_Information shown_:
----------

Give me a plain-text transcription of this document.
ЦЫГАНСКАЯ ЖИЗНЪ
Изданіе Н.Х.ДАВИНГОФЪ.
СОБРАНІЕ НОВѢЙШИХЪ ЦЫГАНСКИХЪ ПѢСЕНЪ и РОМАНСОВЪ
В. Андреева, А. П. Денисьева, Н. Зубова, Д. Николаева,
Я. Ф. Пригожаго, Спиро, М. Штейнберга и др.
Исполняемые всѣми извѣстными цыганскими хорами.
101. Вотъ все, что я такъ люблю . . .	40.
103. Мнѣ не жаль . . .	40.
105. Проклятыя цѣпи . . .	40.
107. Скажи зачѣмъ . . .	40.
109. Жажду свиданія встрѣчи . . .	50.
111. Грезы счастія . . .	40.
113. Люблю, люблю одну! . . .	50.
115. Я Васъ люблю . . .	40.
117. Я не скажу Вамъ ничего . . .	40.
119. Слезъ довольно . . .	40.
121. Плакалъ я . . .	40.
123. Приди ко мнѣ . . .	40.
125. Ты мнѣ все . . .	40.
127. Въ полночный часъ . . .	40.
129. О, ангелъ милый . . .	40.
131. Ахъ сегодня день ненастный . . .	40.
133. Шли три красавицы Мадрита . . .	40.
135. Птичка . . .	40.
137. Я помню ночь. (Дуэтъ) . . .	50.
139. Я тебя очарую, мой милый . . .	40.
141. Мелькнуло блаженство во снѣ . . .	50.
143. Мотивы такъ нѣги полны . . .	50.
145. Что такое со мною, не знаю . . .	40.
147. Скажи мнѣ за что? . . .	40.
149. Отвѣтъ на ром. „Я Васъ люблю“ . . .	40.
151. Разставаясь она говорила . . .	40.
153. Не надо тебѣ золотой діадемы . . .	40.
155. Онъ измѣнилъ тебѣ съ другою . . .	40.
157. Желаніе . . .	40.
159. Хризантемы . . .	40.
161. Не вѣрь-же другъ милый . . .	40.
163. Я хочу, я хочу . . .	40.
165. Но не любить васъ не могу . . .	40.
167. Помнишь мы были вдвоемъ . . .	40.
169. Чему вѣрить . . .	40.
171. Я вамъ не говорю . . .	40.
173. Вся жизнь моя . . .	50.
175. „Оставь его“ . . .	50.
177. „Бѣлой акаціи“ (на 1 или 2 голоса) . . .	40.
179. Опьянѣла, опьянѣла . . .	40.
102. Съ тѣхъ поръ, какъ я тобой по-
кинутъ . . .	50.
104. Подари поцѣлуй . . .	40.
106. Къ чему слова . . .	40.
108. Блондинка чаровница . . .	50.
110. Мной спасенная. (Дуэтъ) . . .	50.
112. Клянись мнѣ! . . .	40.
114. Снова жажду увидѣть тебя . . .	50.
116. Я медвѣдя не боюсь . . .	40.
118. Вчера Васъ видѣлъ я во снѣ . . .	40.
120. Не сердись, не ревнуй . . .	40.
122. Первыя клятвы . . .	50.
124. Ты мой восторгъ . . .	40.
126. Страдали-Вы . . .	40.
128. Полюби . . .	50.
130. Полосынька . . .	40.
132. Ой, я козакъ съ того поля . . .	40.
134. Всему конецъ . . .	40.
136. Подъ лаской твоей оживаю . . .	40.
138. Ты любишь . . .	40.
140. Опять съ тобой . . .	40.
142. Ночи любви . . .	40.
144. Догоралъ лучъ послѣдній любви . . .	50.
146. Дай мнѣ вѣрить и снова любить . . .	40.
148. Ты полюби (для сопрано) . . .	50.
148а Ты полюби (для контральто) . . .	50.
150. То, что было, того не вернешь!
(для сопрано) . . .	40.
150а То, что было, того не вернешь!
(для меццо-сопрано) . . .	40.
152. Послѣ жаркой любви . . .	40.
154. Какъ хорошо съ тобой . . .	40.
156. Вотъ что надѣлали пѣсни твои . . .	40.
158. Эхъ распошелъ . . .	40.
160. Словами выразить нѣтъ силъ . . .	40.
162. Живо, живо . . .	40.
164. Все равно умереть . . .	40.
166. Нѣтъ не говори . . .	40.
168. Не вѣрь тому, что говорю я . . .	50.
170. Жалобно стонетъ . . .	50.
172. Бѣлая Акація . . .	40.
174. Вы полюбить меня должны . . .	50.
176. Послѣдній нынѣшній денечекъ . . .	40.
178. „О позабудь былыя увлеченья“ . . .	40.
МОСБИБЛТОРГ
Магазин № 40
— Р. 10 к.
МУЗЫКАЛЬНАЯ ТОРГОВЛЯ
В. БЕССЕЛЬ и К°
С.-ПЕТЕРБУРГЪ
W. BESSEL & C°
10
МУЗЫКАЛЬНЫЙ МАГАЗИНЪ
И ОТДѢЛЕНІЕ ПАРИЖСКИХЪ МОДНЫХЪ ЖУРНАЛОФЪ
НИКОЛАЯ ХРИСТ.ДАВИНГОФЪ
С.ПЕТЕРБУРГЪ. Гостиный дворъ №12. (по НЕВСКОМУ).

----------

_Work required_:
Copy out every line where the word "Скажи" occurs.

_Response below_:
107. Скажи зачѣмъ . . .	40.
147. Скажи мнѣ за что? . . .	40.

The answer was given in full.